Records from a data source
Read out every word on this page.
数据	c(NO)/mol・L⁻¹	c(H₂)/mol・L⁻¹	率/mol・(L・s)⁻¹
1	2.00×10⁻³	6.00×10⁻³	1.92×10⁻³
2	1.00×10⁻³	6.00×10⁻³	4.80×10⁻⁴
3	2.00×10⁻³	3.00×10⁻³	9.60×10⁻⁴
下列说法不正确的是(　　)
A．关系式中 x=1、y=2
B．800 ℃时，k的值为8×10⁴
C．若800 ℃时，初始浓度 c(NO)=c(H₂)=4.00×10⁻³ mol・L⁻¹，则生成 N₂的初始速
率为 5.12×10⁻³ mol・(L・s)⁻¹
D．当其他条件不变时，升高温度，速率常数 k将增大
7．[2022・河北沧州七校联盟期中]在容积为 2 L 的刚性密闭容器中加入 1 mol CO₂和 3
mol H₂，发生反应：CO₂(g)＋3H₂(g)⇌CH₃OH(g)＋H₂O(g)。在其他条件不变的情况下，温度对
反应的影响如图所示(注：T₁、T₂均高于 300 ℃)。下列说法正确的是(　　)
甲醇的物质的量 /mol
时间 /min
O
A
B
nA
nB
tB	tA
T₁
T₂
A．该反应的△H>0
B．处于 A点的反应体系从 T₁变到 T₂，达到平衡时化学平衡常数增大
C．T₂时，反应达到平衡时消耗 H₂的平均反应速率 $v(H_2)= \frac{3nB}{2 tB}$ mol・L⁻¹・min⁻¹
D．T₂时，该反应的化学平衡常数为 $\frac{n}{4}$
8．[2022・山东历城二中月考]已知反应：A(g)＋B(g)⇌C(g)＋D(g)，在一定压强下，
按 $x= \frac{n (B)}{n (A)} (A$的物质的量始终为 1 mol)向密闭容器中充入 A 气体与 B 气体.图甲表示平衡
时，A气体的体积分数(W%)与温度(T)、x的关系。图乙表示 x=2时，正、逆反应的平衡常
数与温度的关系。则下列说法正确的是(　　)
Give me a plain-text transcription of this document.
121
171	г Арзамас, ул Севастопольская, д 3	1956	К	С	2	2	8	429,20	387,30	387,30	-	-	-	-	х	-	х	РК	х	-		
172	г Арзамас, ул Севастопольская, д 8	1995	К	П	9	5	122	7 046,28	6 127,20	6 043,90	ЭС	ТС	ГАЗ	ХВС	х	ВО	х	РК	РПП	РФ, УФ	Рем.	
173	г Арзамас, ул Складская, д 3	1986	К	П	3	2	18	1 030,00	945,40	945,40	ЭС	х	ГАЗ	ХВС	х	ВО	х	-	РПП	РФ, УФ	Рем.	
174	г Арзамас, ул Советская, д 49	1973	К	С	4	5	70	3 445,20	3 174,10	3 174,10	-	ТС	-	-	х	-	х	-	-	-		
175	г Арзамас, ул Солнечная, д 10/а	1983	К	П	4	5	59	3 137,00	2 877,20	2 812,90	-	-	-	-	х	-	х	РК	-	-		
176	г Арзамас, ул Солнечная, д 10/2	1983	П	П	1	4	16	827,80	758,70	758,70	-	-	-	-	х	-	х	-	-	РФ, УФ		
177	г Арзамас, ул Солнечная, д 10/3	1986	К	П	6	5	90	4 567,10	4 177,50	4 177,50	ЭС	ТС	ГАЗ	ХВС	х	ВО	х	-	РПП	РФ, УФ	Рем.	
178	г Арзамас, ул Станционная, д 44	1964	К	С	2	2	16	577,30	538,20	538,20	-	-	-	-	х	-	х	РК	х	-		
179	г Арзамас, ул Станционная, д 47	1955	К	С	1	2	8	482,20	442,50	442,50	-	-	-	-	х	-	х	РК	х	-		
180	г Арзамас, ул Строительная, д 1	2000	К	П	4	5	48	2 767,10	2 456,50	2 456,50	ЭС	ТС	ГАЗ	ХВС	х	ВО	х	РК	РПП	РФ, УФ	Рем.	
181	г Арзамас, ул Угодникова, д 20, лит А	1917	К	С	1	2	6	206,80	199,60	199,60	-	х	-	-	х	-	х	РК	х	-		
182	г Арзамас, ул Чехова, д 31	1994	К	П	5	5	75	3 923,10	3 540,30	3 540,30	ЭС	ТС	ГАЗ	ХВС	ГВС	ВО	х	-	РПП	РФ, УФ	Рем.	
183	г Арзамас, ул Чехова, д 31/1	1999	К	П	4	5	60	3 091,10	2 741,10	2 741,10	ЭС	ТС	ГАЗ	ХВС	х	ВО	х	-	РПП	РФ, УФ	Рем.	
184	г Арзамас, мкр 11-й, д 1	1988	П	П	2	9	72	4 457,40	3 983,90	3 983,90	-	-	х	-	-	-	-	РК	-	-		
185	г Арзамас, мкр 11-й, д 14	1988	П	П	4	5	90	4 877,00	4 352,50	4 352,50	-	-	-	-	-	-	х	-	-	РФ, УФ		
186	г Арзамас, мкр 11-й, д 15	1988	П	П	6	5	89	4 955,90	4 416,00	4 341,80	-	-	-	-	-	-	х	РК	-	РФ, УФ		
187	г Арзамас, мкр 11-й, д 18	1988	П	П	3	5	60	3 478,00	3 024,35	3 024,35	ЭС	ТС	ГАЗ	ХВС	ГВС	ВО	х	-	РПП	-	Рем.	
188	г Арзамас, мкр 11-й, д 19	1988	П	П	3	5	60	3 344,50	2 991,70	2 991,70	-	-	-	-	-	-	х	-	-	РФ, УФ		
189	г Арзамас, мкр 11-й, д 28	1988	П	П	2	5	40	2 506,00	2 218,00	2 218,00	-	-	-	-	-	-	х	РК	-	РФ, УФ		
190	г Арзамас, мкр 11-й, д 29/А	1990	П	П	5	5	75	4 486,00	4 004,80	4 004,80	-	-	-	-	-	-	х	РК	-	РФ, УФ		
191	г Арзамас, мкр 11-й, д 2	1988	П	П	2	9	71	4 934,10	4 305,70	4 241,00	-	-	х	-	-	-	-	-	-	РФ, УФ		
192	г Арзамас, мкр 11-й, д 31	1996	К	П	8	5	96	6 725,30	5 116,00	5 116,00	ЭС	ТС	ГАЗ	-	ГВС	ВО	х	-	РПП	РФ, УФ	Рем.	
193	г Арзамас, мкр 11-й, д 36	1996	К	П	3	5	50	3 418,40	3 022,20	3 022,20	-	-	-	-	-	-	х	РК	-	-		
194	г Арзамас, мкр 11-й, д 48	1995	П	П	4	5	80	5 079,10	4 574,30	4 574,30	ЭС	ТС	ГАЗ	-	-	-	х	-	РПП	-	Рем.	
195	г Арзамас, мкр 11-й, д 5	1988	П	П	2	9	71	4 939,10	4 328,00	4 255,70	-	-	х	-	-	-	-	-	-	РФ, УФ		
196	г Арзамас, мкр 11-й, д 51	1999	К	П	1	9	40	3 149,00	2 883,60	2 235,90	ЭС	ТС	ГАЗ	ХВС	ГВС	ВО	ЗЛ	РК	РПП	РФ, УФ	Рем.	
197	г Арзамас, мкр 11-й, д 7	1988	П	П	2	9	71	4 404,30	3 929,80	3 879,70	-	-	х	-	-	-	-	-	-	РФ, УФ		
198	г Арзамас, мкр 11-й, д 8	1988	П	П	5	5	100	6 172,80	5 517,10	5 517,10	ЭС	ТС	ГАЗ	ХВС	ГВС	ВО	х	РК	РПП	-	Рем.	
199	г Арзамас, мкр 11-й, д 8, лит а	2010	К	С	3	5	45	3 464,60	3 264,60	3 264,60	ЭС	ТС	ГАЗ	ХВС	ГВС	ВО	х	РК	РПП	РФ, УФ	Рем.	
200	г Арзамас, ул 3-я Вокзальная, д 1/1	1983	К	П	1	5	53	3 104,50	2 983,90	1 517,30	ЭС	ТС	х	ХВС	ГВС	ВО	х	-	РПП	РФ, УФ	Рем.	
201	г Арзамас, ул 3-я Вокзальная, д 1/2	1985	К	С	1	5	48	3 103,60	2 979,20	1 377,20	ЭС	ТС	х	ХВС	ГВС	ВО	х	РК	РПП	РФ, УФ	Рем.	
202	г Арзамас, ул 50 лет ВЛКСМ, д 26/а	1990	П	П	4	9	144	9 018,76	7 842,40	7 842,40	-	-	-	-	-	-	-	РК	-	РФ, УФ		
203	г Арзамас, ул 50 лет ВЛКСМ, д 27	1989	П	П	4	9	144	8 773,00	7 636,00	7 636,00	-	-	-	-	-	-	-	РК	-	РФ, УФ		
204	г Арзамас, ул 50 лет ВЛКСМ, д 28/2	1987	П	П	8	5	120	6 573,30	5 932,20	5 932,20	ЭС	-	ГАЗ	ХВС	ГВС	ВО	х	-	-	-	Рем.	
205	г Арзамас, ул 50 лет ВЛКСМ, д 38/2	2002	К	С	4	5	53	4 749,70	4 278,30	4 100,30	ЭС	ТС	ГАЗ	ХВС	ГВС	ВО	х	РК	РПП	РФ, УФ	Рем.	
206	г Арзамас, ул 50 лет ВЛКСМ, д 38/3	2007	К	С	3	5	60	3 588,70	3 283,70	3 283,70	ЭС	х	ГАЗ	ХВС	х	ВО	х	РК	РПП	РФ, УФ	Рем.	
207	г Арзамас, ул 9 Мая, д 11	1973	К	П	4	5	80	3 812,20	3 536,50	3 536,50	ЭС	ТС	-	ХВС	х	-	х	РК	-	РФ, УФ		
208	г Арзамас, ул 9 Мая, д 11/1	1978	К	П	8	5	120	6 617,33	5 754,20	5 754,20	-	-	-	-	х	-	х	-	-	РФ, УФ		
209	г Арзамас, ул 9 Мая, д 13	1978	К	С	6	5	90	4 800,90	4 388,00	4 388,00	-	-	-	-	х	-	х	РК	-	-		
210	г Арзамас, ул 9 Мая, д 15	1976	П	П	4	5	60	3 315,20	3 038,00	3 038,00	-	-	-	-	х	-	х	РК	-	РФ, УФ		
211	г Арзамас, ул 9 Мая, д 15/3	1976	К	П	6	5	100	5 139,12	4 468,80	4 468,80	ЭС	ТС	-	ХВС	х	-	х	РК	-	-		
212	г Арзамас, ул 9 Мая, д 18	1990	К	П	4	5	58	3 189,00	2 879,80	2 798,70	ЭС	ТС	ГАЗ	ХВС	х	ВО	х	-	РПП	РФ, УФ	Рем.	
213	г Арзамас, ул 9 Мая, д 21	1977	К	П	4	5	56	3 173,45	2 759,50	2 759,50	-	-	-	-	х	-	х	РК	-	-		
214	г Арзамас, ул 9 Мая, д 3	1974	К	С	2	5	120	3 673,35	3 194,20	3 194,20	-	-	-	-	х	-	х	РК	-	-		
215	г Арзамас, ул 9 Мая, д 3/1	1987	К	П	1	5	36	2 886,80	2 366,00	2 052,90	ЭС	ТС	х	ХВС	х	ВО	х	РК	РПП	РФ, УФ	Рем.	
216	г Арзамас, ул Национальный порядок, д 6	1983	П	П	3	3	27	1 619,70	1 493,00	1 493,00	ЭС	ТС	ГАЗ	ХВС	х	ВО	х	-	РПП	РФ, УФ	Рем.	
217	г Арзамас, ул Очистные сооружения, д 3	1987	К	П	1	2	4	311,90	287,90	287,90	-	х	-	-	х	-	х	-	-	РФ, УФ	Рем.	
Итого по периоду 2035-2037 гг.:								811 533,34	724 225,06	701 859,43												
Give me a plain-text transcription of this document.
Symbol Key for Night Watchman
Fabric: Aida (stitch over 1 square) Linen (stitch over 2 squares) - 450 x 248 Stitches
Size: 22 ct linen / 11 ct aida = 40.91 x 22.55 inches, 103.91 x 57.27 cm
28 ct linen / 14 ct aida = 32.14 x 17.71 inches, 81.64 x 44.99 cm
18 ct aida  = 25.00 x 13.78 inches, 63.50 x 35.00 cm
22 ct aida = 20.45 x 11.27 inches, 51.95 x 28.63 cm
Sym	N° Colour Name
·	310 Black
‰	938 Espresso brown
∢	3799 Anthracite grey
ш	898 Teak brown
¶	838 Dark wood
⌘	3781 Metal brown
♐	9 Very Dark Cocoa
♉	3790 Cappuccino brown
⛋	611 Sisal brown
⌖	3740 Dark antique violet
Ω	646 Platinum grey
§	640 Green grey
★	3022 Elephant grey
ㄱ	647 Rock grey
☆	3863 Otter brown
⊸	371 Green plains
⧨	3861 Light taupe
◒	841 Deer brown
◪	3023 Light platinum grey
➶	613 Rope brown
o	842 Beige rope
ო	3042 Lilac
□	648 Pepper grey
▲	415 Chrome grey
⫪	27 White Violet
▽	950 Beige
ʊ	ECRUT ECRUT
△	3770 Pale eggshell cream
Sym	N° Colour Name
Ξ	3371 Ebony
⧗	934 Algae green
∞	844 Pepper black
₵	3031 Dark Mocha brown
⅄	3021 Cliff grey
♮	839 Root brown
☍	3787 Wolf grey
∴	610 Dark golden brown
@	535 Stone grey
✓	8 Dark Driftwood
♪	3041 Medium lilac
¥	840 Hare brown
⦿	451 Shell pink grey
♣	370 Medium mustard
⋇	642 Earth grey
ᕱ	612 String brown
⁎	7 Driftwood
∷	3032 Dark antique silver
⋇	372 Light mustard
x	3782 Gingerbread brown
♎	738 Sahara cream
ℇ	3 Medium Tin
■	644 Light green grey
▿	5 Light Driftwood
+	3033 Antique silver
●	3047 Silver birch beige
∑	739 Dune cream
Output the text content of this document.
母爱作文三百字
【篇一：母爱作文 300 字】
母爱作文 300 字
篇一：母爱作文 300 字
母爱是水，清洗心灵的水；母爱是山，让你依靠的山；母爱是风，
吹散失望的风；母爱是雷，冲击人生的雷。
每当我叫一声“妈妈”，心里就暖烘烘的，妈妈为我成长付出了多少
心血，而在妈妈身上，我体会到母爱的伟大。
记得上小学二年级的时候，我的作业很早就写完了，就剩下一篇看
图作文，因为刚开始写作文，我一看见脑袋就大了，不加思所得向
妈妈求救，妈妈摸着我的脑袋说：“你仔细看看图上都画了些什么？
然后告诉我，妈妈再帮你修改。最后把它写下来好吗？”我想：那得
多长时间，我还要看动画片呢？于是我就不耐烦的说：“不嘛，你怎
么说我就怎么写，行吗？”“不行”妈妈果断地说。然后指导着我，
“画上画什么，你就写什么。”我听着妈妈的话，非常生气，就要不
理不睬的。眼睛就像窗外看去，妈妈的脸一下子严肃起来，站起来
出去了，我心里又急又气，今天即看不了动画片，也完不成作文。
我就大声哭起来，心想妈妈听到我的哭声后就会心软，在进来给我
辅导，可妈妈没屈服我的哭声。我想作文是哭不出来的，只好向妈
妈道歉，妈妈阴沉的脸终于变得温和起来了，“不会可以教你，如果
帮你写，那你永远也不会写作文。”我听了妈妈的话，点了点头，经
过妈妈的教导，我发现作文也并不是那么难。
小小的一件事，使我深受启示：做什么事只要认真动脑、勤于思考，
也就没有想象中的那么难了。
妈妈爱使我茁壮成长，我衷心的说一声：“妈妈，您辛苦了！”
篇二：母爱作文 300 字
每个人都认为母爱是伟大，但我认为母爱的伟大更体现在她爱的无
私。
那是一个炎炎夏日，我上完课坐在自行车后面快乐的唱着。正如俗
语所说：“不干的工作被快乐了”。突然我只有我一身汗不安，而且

__What is asked__:
State how many lines include the string "mustard". Give no other information.

__Written solution__:
2